__Set problem__: Set the data down again, exactly as it reads, but without the pictures.

__Records supplied__:
====
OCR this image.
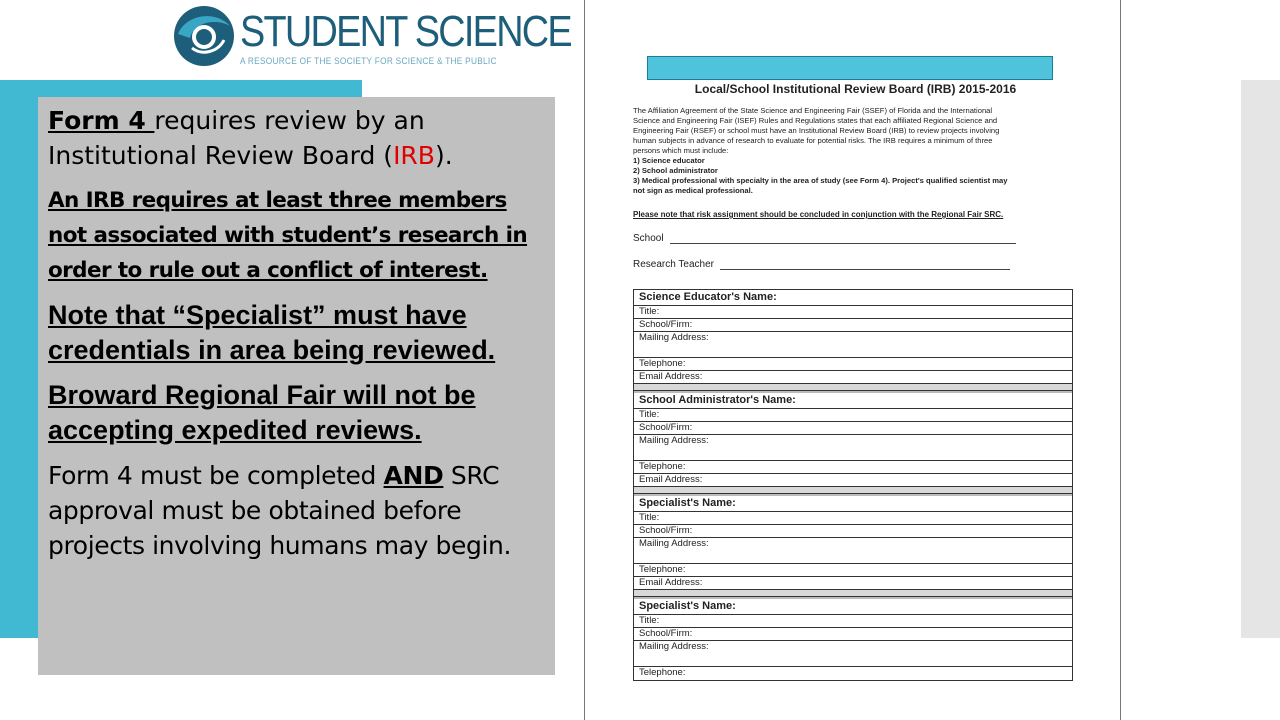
STUDENT SCIENCE
A RESOURCE OF THE SOCIETY FOR SCIENCE & THE PUBLIC

Form 4 requires review by an Institutional Review Board (IRB).

An IRB requires at least three members not associated with student’s research in order to rule out a conflict of interest.

Note that “Specialist” must have credentials in area being reviewed.

Broward Regional Fair will not be accepting expedited reviews.

Form 4 must be completed AND SRC approval must be obtained before projects involving humans may begin.

Local/School Institutional Review Board (IRB) 2015-2016

The Affiliation Agreement of the State Science and Engineering Fair (SSEF) of Florida and the International

Science and Engineering Fair (ISEF) Rules and Regulations states that each affiliated Regional Science and

Engineering Fair (RSEF) or school must have an Institutional Review Board (IRB) to review projects involving

human subjects in advance of research to evaluate for potential risks. The IRB requires a minimum of three

persons which must include:

1) Science educator

2) School administrator

3) Medical professional with specialty in the area of study (see Form 4). Project's qualified scientist may

not sign as medical professional.

Please note that risk assignment should be concluded in conjunction with the Regional Fair SRC.
School
Research Teacher
Science Educator's Name:
Title:
School/Firm:
Mailing Address:
Telephone:
Email Address:
School Administrator's Name:
Title:
School/Firm:
Mailing Address:
Telephone:
Email Address:
Specialist's Name:
Title:
School/Firm:
Mailing Address:
Telephone:
Email Address:
Specialist's Name:
Title:
School/Firm:
Mailing Address:
Telephone:
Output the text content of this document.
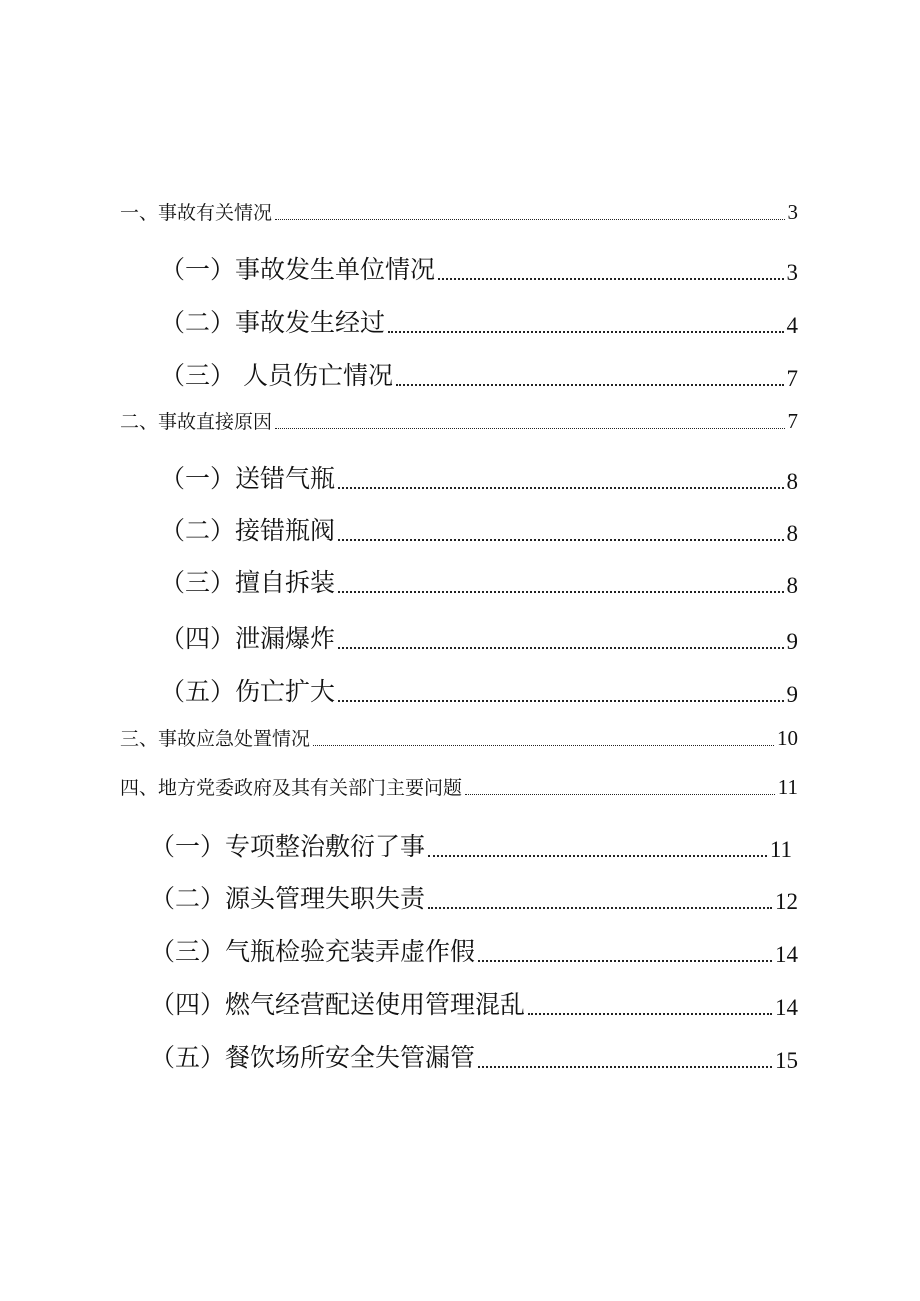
一、事故有关情况	3
（一）事故发生单位情况	3
（二）事故发生经过	4
（三） 人员伤亡情况	7
二、事故直接原因	7
（一）送错气瓶	8
（二）接错瓶阀	8
（三）擅自拆装	8
（四）泄漏爆炸	9
（五）伤亡扩大	9
三、事故应急处置情况	10
四、地方党委政府及其有关部门主要问题	11
（一）专项整治敷衍了事	11
（二）源头管理失职失责	12
（三）气瓶检验充装弄虚作假	14
（四）燃气经营配送使用管理混乱	14
（五）餐饮场所安全失管漏管	15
====
__Worked solution__:
OCR this image.
STUDENT SCIENCE
A RESOURCE OF THE SOCIETY FOR SCIENCE & THE PUBLIC

Form 4 requires review by an Institutional Review Board (IRB).

An IRB requires at least three members not associated with student’s research in order to rule out a conflict of interest.

Note that “Specialist” must have credentials in area being reviewed.

Broward Regional Fair will not be accepting expedited reviews.

Form 4 must be completed AND SRC approval must be obtained before projects involving humans may begin.

Local/School Institutional Review Board (IRB) 2015-2016

The Affiliation Agreement of the State Science and Engineering Fair (SSEF) of Florida and the International

Science and Engineering Fair (ISEF) Rules and Regulations states that each affiliated Regional Science and

Engineering Fair (RSEF) or school must have an Institutional Review Board (IRB) to review projects involving

human subjects in advance of research to evaluate for potential risks. The IRB requires a minimum of three

persons which must include:

1) Science educator

2) School administrator

3) Medical professional with specialty in the area of study (see Form 4). Project's qualified scientist may

not sign as medical professional.

Please note that risk assignment should be concluded in conjunction with the Regional Fair SRC.
School
Research Teacher
Science Educator's Name:
Title:
School/Firm:
Mailing Address:
Telephone:
Email Address:
School Administrator's Name:
Title:
School/Firm:
Mailing Address:
Telephone:
Email Address:
Specialist's Name:
Title:
School/Firm:
Mailing Address:
Telephone:
Email Address:
Specialist's Name:
Title:
School/Firm:
Mailing Address:
Telephone:
Output the text content of this document.
一、事故有关情况	3
（一）事故发生单位情况	3
（二）事故发生经过	4
（三） 人员伤亡情况	7
二、事故直接原因	7
（一）送错气瓶	8
（二）接错瓶阀	8
（三）擅自拆装	8
（四）泄漏爆炸	9
（五）伤亡扩大	9
三、事故应急处置情况	10
四、地方党委政府及其有关部门主要问题	11
（一）专项整治敷衍了事	11
（二）源头管理失职失责	12
（三）气瓶检验充装弄虚作假	14
（四）燃气经营配送使用管理混乱	14
（五）餐饮场所安全失管漏管	15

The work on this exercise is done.